Figure data in JSON:
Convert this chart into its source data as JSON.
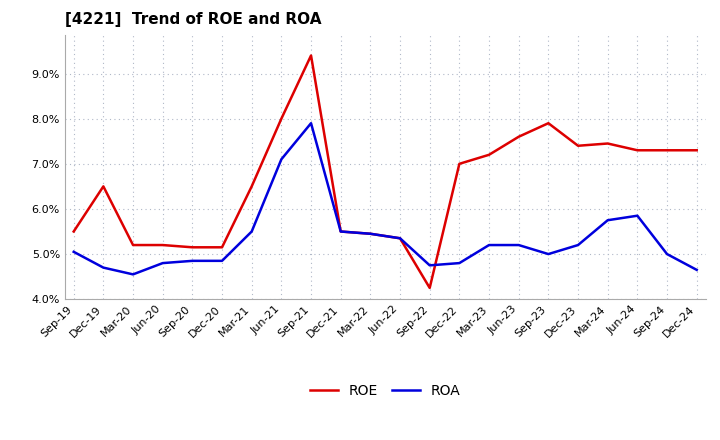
{
  "title": "[4221]  Trend of ROE and ROA",
  "labels": [
    "Sep-19",
    "Dec-19",
    "Mar-20",
    "Jun-20",
    "Sep-20",
    "Dec-20",
    "Mar-21",
    "Jun-21",
    "Sep-21",
    "Dec-21",
    "Mar-22",
    "Jun-22",
    "Sep-22",
    "Dec-22",
    "Mar-23",
    "Jun-23",
    "Sep-23",
    "Dec-23",
    "Mar-24",
    "Jun-24",
    "Sep-24",
    "Dec-24"
  ],
  "ROE": [
    5.5,
    6.5,
    5.2,
    5.2,
    5.15,
    5.15,
    6.5,
    8.0,
    9.4,
    5.5,
    5.45,
    5.35,
    4.25,
    7.0,
    7.2,
    7.6,
    7.9,
    7.4,
    7.45,
    7.3,
    7.3,
    7.3
  ],
  "ROA": [
    5.05,
    4.7,
    4.55,
    4.8,
    4.85,
    4.85,
    5.5,
    7.1,
    7.9,
    5.5,
    5.45,
    5.35,
    4.75,
    4.8,
    5.2,
    5.2,
    5.0,
    5.2,
    5.75,
    5.85,
    5.0,
    4.65
  ],
  "roe_color": "#dd0000",
  "roa_color": "#0000dd",
  "ylim_min": 4.0,
  "ylim_max": 9.85,
  "yticks": [
    4.0,
    5.0,
    6.0,
    7.0,
    8.0,
    9.0
  ],
  "plot_bg": "#ffffff",
  "fig_bg": "#ffffff",
  "grid_color": "#b0b8c8",
  "title_fontsize": 11,
  "legend_fontsize": 10,
  "tick_fontsize": 8,
  "line_width": 1.8
}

Set task:
Write the listing above out again exactly, dropping each image.

Written response:
Convert this chart into its source data as JSON.
{
  "title": "[4221]  Trend of ROE and ROA",
  "labels": [
    "Sep-19",
    "Dec-19",
    "Mar-20",
    "Jun-20",
    "Sep-20",
    "Dec-20",
    "Mar-21",
    "Jun-21",
    "Sep-21",
    "Dec-21",
    "Mar-22",
    "Jun-22",
    "Sep-22",
    "Dec-22",
    "Mar-23",
    "Jun-23",
    "Sep-23",
    "Dec-23",
    "Mar-24",
    "Jun-24",
    "Sep-24",
    "Dec-24"
  ],
  "ROE": [
    5.5,
    6.5,
    5.2,
    5.2,
    5.15,
    5.15,
    6.5,
    8.0,
    9.4,
    5.5,
    5.45,
    5.35,
    4.25,
    7.0,
    7.2,
    7.6,
    7.9,
    7.4,
    7.45,
    7.3,
    7.3,
    7.3
  ],
  "ROA": [
    5.05,
    4.7,
    4.55,
    4.8,
    4.85,
    4.85,
    5.5,
    7.1,
    7.9,
    5.5,
    5.45,
    5.35,
    4.75,
    4.8,
    5.2,
    5.2,
    5.0,
    5.2,
    5.75,
    5.85,
    5.0,
    4.65
  ],
  "roe_color": "#dd0000",
  "roa_color": "#0000dd",
  "ylim_min": 4.0,
  "ylim_max": 9.85,
  "yticks": [
    4.0,
    5.0,
    6.0,
    7.0,
    8.0,
    9.0
  ],
  "plot_bg": "#ffffff",
  "fig_bg": "#ffffff",
  "grid_color": "#b0b8c8",
  "title_fontsize": 11,
  "legend_fontsize": 10,
  "tick_fontsize": 8,
  "line_width": 1.8
}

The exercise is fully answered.